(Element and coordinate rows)
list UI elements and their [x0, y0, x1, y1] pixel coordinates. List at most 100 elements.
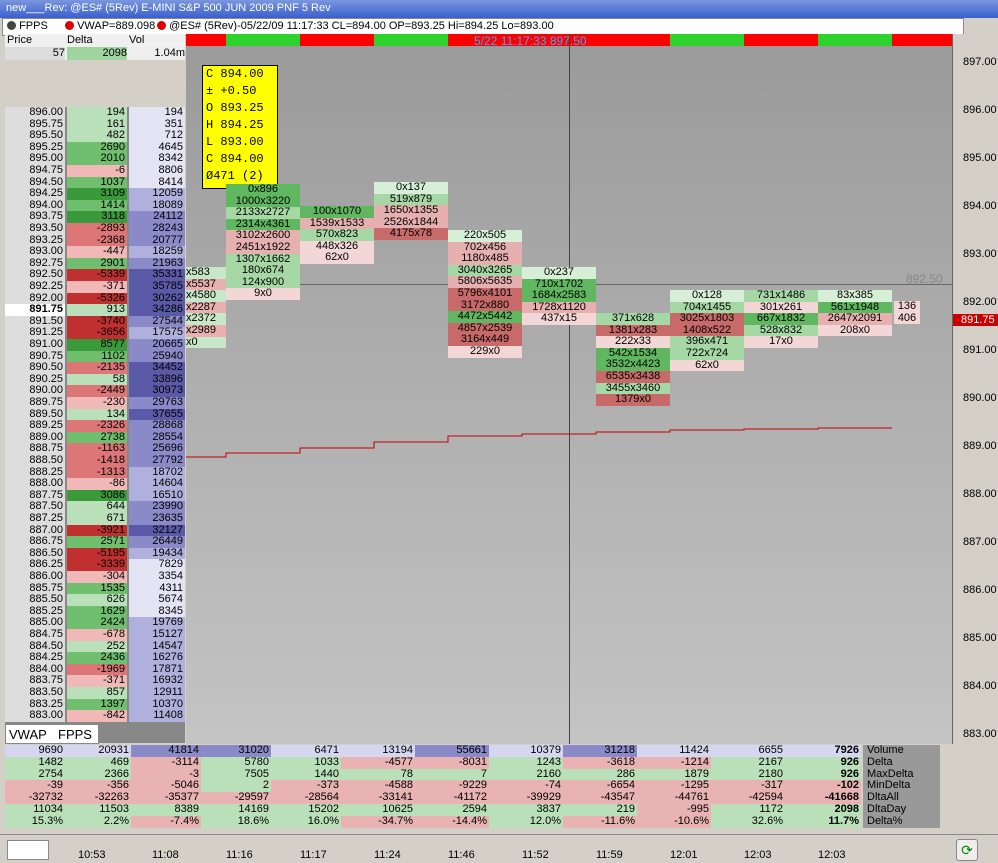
time-label: 11:46	[448, 849, 475, 861]
vwap-icon	[65, 20, 74, 30]
ladder-price: 894.75	[5, 164, 65, 177]
footprint-cell: 2451x1922	[226, 241, 300, 254]
fpps-label: FPPS	[7, 20, 48, 32]
last-price-label: 891.75	[953, 314, 998, 326]
footprint-cell: 4175x78	[374, 228, 448, 240]
ladder-row: 884.75 -678 15127	[5, 628, 185, 641]
stats-cell: 16.0%	[271, 815, 341, 828]
ladder-row: 883.50 857 12911	[5, 686, 185, 699]
col-delta-header: Delta	[67, 34, 93, 46]
ladder-volume: 8806	[129, 164, 185, 177]
stats-cell: -34.7%	[341, 815, 415, 828]
title-bar: new___Rev: @ES# (5Rev) E-MINI S&P 500 JU…	[0, 0, 998, 18]
ladder-row: 883.00 -842 11408	[5, 710, 185, 722]
ladder-price: 883.50	[5, 686, 65, 699]
tab-fpps[interactable]: FPPS	[58, 727, 92, 742]
ladder-row: 888.50 -1418 27792	[5, 454, 185, 467]
ladder-delta: 194	[67, 106, 127, 119]
ladder-side-label: x2989	[186, 324, 226, 337]
tab-strip: VWAP FPPS	[5, 724, 99, 744]
stats-cell: -14.4%	[415, 815, 489, 828]
stats-cell: -7.4%	[131, 815, 201, 828]
ladder-side-label: x0	[186, 336, 226, 349]
time-label: 12:03	[818, 849, 846, 861]
ladder-row: 894.75 -6 8806	[5, 164, 185, 177]
ladder-price: 896.00	[5, 106, 65, 119]
footprint-cell: 62x0	[670, 359, 744, 372]
tab-vwap[interactable]: VWAP	[9, 727, 47, 742]
stats-row: 15.3% 2.2% -7.4% 18.6% 16.0% -34.7% -14.4% 12.0…	[5, 815, 940, 828]
footprint-cell: 0x896	[226, 183, 300, 196]
ladder-volume: 29763	[129, 396, 185, 409]
ladder-delta: -371	[67, 280, 127, 293]
footprint-cell: 83x385	[818, 289, 892, 302]
ladder-delta: -678	[67, 628, 127, 641]
y-tick: 892.00	[963, 296, 997, 308]
stats-cell: 2.2%	[65, 815, 131, 828]
stats-cell: 18.6%	[201, 815, 271, 828]
y-tick: 888.00	[963, 488, 997, 500]
stats-cell: 469	[65, 756, 131, 769]
ladder-delta: 857	[67, 686, 127, 699]
ladder-delta: -304	[67, 570, 127, 583]
delta-value: 2098	[67, 47, 127, 60]
side-value: 406	[894, 312, 920, 325]
ladder-header: Price Delta Vol 57 2098 1.04m	[5, 34, 185, 60]
vol-value: 1.04m	[129, 47, 185, 60]
ladder-volume: 15127	[129, 628, 185, 641]
ladder-delta: -230	[67, 396, 127, 409]
col-vol-header: Vol	[129, 34, 145, 46]
stats-cell: -4577	[341, 756, 415, 769]
ladder-volume: 12911	[129, 686, 185, 699]
stats-cell: -3114	[131, 756, 201, 769]
stats-cell: -10.6%	[637, 815, 711, 828]
y-tick: 893.00	[963, 248, 997, 260]
time-label: 10:53	[78, 849, 106, 861]
y-tick: 895.00	[963, 152, 997, 164]
footprint-cell: 437x15	[522, 313, 596, 325]
ladder-price: 888.50	[5, 454, 65, 467]
footprint-cell: 62x0	[300, 252, 374, 264]
time-label: 11:08	[152, 849, 179, 861]
ladder-price: 893.50	[5, 222, 65, 235]
chart-area[interactable]: 5/22 11:17:33 897.50 892.50 C 894.00 ± +…	[186, 34, 952, 744]
stats-cell: -1214	[637, 756, 711, 769]
quote-label: @ES# (5Rev)-05/22/09 11:17:33 CL=894.00 …	[157, 20, 554, 32]
input-box[interactable]	[7, 840, 49, 860]
price-value: 57	[5, 47, 65, 60]
stats-cell: 5780	[201, 756, 271, 769]
ladder-side-label: x583	[186, 266, 226, 279]
stats-label: Delta	[863, 756, 940, 769]
footprint-cell: 722x724	[670, 347, 744, 360]
stats-row: 1482 469 -3114 5780 1033 -4577 -8031 1243 -3618-…	[5, 756, 940, 769]
stats-cell: -8031	[415, 756, 489, 769]
time-label: 12:03	[744, 849, 772, 861]
y-tick: 883.00	[963, 728, 997, 740]
ladder-volume: 20665	[129, 338, 185, 351]
ladder-volume: 194	[129, 106, 185, 119]
ladder-row: 892.25 -371 35785	[5, 280, 185, 293]
footprint-cell: 731x1486	[744, 289, 818, 302]
footprint-bars: 0x896 1000x3220 2133x2727 2314x4361 3102x260…	[186, 34, 952, 744]
stats-label: Delta%	[863, 815, 940, 828]
price-axis: 891.75 897.00 896.00 895.00 894.00 893.00 892…	[952, 34, 998, 744]
ladder-volume: 28243	[129, 222, 185, 235]
stats-cell: 1482	[5, 756, 65, 769]
y-tick: 887.00	[963, 536, 997, 548]
y-tick: 896.00	[963, 104, 997, 116]
ladder-price: 883.00	[5, 710, 65, 722]
col-price-header: Price	[7, 34, 33, 46]
ladder-row: 889.75 -230 29763	[5, 396, 185, 409]
y-tick: 885.00	[963, 632, 997, 644]
stats-cell: 2167	[711, 756, 785, 769]
ladder-price: 892.25	[5, 280, 65, 293]
time-label: 11:17	[300, 849, 327, 861]
y-tick: 889.00	[963, 440, 997, 452]
footprint-cell: 371x628	[596, 312, 670, 325]
stats-cell: 12.0%	[489, 815, 563, 828]
fpps-icon	[7, 20, 16, 30]
ladder-price: 889.75	[5, 396, 65, 409]
refresh-icon[interactable]: ⟳	[956, 839, 978, 861]
time-axis: ⟳ 10:53 11:08 11:16 11:17 11:24 11:46 11:52 11:…	[0, 834, 998, 863]
time-label: 11:59	[596, 849, 623, 861]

> [Prompt]: Filter the rows above and copy out every line that contains the string "footprint". Case counts.

> [Response below]:
footprint-cell: 2451x1922	[226, 241, 300, 254]
footprint-cell: 4175x78	[374, 228, 448, 240]
footprint-cell: 62x0	[670, 359, 744, 372]
footprint-cell: 0x896	[226, 183, 300, 196]
footprint-cell: 83x385	[818, 289, 892, 302]
footprint-cell: 437x15	[522, 313, 596, 325]
footprint-cell: 62x0	[300, 252, 374, 264]
footprint-cell: 722x724	[670, 347, 744, 360]
footprint-cell: 731x1486	[744, 289, 818, 302]
footprint-bars: 0x896 1000x3220 2133x2727 2314x4361 3102x260…	[186, 34, 952, 744]
footprint-cell: 371x628	[596, 312, 670, 325]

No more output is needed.